Collection entries
* Start *

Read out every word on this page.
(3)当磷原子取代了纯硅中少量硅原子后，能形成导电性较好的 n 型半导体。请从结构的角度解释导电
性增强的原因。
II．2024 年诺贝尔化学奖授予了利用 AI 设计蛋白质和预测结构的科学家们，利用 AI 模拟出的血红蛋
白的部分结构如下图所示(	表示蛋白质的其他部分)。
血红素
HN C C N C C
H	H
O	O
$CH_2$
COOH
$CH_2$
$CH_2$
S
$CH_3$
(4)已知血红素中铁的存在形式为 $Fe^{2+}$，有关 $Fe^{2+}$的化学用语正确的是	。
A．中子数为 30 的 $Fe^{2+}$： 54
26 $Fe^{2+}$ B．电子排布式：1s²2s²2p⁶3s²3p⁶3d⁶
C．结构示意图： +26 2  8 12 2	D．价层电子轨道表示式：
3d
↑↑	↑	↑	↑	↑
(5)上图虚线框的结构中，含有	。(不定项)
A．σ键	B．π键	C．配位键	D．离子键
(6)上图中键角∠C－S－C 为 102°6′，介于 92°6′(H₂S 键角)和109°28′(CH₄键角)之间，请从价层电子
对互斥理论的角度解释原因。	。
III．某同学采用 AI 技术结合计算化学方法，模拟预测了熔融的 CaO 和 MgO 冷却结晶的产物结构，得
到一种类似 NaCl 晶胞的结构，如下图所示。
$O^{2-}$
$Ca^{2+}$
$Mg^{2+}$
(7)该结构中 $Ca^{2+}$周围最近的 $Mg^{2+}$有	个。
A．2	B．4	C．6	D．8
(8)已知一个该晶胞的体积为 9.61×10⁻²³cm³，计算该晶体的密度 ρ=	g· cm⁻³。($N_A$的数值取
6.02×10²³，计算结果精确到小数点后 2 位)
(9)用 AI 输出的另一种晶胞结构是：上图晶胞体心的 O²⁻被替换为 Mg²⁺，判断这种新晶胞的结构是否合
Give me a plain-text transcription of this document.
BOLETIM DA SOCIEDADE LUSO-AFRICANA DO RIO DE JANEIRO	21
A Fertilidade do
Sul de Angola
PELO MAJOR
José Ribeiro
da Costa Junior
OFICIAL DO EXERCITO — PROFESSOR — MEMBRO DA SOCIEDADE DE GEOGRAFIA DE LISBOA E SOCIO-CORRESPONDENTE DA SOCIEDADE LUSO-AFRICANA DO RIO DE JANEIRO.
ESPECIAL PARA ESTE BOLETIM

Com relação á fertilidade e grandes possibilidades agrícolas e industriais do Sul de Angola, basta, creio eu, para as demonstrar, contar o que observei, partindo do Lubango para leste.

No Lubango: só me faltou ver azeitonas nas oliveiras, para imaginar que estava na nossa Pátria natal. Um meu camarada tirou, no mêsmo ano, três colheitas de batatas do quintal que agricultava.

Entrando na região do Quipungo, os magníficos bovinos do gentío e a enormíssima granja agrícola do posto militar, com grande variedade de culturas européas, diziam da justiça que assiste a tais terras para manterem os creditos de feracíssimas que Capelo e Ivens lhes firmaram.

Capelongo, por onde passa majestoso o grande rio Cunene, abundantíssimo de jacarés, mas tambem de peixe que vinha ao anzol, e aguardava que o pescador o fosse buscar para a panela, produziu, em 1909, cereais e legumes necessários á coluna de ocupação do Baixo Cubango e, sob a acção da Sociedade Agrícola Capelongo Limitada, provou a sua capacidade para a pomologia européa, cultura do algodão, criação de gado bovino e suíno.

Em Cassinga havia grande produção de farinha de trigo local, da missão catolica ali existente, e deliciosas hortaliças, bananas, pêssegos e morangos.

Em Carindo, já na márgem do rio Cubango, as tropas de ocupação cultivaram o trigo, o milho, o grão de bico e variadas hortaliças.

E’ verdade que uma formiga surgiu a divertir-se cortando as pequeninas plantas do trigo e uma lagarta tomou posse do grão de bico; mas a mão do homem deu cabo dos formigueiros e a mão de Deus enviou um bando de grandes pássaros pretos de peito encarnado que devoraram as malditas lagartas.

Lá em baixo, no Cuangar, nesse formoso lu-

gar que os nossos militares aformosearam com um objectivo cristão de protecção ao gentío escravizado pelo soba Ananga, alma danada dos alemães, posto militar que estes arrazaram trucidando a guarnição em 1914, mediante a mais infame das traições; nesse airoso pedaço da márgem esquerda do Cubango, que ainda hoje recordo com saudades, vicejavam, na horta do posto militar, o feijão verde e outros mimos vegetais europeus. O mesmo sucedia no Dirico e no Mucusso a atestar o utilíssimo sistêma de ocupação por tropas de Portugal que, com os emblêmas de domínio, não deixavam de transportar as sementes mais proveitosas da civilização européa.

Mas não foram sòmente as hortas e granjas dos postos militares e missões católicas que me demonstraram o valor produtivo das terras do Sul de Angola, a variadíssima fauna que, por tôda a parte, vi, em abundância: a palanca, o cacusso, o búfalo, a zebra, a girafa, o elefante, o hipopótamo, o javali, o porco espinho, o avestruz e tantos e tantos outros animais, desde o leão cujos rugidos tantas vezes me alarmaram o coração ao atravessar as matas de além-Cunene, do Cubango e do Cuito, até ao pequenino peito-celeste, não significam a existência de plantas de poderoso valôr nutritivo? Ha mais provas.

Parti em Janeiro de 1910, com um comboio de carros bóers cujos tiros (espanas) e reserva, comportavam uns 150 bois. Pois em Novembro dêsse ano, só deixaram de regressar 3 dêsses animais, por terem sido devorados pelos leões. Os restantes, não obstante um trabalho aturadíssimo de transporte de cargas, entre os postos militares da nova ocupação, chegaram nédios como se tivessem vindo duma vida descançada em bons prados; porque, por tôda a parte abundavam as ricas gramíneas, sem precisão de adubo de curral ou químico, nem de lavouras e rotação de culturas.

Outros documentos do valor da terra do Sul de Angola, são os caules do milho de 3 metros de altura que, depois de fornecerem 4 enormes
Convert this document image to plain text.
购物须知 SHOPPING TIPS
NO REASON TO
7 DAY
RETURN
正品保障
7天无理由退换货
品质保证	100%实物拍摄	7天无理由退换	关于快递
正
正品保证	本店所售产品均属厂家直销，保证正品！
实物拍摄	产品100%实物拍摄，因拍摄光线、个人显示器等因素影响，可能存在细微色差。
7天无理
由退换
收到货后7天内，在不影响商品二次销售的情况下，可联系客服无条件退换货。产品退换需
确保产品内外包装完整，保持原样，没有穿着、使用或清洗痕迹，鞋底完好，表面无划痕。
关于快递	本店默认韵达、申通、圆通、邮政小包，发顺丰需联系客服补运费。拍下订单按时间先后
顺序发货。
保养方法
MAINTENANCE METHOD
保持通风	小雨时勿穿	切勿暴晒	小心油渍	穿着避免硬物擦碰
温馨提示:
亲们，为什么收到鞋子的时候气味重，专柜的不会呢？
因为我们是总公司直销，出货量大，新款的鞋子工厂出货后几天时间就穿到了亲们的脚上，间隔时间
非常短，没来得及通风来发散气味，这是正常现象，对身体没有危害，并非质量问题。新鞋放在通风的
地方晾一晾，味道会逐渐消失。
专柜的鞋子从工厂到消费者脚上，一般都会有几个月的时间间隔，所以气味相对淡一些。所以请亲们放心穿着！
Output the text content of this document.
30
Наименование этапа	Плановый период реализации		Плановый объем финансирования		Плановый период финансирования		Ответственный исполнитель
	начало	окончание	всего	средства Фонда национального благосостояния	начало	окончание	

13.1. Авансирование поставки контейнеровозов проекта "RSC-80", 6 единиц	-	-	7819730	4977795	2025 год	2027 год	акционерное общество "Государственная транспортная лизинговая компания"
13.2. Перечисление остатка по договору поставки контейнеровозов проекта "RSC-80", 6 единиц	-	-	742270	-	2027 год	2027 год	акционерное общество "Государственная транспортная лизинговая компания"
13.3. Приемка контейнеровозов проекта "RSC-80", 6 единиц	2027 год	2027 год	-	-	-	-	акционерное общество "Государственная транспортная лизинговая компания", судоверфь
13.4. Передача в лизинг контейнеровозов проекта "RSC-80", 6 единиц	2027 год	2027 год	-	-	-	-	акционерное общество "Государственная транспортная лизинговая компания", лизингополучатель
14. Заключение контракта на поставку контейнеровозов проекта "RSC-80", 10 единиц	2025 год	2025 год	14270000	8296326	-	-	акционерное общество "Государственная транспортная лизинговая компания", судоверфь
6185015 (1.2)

* End *

Written instruction:
Return only those lines of the records that contain the string "LUSO".

Correct answer:
BOLETIM DA SOCIEDADE LUSO-AFRICANA DO RIO DE JANEIRO	21
OFICIAL DO EXERCITO — PROFESSOR — MEMBRO DA SOCIEDADE DE GEOGRAFIA DE LISBOA E SOCIO-CORRESPONDENTE DA SOCIEDADE LUSO-AFRICANA DO RIO DE JANEIRO.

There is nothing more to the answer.